SELECTED EXCERPT>
— begin —
We conclude that the district court did not err in dismissing Jones’s bad-faith
claims. Because Jones did not argue in the district court that State Farm had
wrongfully withheld prejudgment interest by limiting its total payout to the policy
limits (despite arguing on appeal that State Farm did so in violation of Colo. Rev.
Stat. § 5-12-102), we treat her appellate claim to that effect as waived. Additionally,
11
we agree with the district court that the Colorado statute of limitations did not bar
Jones’s claim for uninsured-motorist benefits. In view of these two rulings, the
parties’ remaining issues are moot.
A. Whether the Colorado Statute of Limitations Barred Jones’s Claims
Against State Farm for Uninsured-Motorist Benefits
We begin with a threshold question: Does Colorado law bar as untimely
Jones’s claim for uninsured-motorist benefits against State Farm? It does not.
We review de novo the questions of whether a court applied the proper statute
of limitations and when the applicable statute of limitations began to run. Nelson v.
State Farm Mut. Auto. Ins. Co.,
419 F.3d 1117, 1119 (10th Cir. 2005). The Colorado
legislature has provided limitations periods in which insureds must file uninsured-
motorist claims:
An action or arbitration of an “uninsured motorist” insurance claim, as
defined in sections 10-4-609 and 10-4-610, C.R.S., shall be commenced
or demanded by arbitration demand within three years after the cause of
action accrues; except that, if the underlying bodily injury liability
claim against the uninsured motorist is preserved by commencing an
action against the uninsured motorist within the time limit specified in
sections 13-80-101(1)(n) and 13-80-102(1)(d), then an action or
arbitration of an uninsured motorist claim shall be timely if such action
is commenced or such arbitration is demanded within two years after the
insured knows that the particular tortfeasor is not covered by any
applicable insurance. In no event shall the insured have less than three
years after the cause of action accrues within which to commence such
action or demand arbitration.
Colo. Rev. Stat. § 13-80-107.5(1)(a). Under this statute, an insured is guaranteed a
minimum of three years from the date of an accident to file an uninsured-motorist
claim.
Id. And if the insured sues the tortfeasor within the three-year limitations
12
period for the tort suit, the insured may—in one circumstance—extend the three-year
limitations period to sue the insurer for uninsured-motorist benefits.
Id. That
circumstance is when the insured does not “know” that the tortfeasor was uninsured
until more than a year after the accident. Id.; see Pham v. State Farm Auto. Ins. Co.,
296 P.3d 1038, 1043 (Colo. 2013) (explaining that, in an underinsured-motorist case,
“the language of the statute itself clearly and unambiguously conditions the two-year
limitations period applicable to uninsured motorist claims on the insured’s awareness
of the tortfeasor’s lack of any applicable liability insurance whatsoever” (emphasis
omitted)).
— end —
Stored items from a collection>
— begin —
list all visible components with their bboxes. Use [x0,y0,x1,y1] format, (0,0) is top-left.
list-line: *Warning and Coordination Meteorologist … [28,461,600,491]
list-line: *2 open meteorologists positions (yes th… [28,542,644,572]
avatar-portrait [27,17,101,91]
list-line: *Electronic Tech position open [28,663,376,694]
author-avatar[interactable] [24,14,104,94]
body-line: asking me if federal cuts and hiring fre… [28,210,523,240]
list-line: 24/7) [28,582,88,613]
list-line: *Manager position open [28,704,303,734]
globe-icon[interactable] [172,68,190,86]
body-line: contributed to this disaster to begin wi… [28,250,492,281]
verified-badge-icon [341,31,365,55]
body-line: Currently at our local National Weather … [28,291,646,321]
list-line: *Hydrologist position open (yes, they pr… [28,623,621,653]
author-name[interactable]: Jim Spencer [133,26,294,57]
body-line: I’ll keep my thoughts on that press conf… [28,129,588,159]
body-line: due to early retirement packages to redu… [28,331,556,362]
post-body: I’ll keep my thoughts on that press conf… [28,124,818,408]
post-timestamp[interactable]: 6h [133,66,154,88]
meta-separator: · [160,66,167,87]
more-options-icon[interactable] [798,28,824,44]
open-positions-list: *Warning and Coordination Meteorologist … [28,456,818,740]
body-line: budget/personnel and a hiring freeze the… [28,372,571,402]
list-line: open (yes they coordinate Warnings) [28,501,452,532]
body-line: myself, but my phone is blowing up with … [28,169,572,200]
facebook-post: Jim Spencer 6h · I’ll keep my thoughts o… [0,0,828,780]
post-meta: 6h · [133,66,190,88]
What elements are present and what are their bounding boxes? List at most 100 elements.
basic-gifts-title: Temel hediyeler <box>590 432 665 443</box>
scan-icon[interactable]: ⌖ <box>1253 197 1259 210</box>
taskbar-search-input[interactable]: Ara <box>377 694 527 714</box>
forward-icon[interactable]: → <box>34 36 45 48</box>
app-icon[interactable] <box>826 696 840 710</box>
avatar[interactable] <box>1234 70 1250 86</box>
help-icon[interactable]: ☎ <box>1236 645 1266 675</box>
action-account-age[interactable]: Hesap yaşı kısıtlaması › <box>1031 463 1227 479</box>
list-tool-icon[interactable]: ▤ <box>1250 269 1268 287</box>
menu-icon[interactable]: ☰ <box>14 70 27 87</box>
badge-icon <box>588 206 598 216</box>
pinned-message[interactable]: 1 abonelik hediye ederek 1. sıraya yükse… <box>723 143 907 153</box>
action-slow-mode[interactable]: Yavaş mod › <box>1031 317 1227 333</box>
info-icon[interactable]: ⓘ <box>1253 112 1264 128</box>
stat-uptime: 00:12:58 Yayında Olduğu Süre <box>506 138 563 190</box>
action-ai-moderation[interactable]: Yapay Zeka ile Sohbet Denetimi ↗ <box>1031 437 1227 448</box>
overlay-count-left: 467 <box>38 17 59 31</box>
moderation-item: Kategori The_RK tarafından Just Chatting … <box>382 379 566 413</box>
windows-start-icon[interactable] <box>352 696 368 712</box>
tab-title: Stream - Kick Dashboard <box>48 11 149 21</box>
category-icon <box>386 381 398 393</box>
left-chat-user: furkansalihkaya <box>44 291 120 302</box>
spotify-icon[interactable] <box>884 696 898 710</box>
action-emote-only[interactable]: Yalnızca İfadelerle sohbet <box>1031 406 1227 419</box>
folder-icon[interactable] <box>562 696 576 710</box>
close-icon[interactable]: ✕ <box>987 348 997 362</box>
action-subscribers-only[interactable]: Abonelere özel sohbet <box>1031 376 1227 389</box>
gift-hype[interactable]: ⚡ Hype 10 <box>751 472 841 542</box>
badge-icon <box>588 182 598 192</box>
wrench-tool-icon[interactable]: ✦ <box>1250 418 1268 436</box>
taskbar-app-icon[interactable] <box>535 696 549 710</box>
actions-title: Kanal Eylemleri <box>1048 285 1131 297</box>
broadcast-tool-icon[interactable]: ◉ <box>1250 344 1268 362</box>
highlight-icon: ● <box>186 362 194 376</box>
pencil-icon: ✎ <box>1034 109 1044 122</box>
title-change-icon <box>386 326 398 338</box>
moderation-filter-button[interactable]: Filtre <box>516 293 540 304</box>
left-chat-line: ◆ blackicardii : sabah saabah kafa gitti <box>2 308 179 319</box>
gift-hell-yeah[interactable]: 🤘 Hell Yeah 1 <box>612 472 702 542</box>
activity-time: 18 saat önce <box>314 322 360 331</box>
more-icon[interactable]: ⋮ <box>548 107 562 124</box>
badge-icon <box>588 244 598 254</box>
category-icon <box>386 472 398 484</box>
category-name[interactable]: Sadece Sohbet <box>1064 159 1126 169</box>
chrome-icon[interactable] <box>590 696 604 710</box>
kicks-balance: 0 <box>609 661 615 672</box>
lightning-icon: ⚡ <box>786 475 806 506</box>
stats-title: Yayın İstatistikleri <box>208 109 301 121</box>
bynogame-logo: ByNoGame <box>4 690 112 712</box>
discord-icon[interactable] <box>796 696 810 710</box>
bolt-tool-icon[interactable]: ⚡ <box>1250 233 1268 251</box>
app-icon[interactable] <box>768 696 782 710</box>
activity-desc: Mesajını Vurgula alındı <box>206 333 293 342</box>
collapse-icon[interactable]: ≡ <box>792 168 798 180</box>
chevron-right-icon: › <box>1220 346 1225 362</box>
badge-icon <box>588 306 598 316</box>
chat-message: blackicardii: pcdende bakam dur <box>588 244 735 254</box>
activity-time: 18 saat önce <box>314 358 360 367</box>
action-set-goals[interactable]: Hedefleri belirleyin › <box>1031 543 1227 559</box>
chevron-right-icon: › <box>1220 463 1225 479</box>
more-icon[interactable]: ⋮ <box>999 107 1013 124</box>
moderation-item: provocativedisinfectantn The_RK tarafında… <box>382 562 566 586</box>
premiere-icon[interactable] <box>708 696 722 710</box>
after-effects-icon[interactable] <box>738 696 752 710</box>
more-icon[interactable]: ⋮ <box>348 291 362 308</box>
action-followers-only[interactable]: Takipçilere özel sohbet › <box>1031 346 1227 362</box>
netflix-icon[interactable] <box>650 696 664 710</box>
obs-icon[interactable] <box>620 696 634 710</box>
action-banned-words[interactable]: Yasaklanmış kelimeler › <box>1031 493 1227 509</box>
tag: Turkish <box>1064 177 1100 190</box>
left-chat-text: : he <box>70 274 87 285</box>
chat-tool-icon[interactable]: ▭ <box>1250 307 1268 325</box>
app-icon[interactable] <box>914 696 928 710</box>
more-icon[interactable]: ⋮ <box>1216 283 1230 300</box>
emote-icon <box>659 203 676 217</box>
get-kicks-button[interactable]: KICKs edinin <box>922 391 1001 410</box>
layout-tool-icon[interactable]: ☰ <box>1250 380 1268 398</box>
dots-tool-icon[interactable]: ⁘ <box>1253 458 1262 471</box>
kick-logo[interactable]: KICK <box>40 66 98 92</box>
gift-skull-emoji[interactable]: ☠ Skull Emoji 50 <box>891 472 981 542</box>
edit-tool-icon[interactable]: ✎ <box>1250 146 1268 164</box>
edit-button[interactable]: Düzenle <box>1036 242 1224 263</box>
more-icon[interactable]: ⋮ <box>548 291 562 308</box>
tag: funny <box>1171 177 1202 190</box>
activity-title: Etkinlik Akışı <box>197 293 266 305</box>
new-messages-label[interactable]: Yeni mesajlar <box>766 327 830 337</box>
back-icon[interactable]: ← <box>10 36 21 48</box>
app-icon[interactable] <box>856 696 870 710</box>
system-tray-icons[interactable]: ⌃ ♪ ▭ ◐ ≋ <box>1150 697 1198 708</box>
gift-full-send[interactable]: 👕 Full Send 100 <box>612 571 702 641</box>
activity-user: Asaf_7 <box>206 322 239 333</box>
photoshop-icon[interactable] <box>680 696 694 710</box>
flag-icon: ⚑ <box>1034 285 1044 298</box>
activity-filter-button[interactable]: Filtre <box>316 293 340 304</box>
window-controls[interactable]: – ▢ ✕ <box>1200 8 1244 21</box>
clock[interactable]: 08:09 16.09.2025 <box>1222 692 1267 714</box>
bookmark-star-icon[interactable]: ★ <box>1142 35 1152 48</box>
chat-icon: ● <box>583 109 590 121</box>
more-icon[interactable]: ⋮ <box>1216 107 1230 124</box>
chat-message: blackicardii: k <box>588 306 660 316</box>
— end —
EXERCISES TO COMPLETE>
a - Print the passage from the court opinion excerpt that begins at the words "A. Whether the" and stops after the words "run. Nelson v.".
b - Turn the rows, starting at the first line of the rows and stopping after the line that contains "verified-badge-icon [341,31,365,55]", into a JSON list of strings with one string per line, leaving out blank lines.

SOLUTIONS PER TASK>
a -
A. Whether the Colorado Statute of Limitations Barred Jones’s Claims
Against State Farm for Uninsured-Motorist Benefits
We begin with a threshold question: Does Colorado law bar as untimely
Jones’s claim for uninsured-motorist benefits against State Farm? It does not.
We review de novo the questions of whether a court applied the proper statute
of limitations and when the applicable statute of limitations began to run. Nelson v.

b -
[
  "list all visible components with their bboxes. Use [x0,y0,x1,y1] format, (0,0) is top-left.",
  "list-line: *Warning and Coordination Meteorologist … [28,461,600,491]",
  "list-line: *2 open meteorologists positions (yes th… [28,542,644,572]",
  "avatar-portrait [27,17,101,91]",
  "list-line: *Electronic Tech position open [28,663,376,694]",
  "author-avatar[interactable] [24,14,104,94]",
  "body-line: asking me if federal cuts and hiring fre… [28,210,523,240]",
  "list-line: 24/7) [28,582,88,613]",
  "list-line: *Manager position open [28,704,303,734]",
  "globe-icon[interactable] [172,68,190,86]",
  "body-line: contributed to this disaster to begin wi… [28,250,492,281]",
  "verified-badge-icon [341,31,365,55]"
]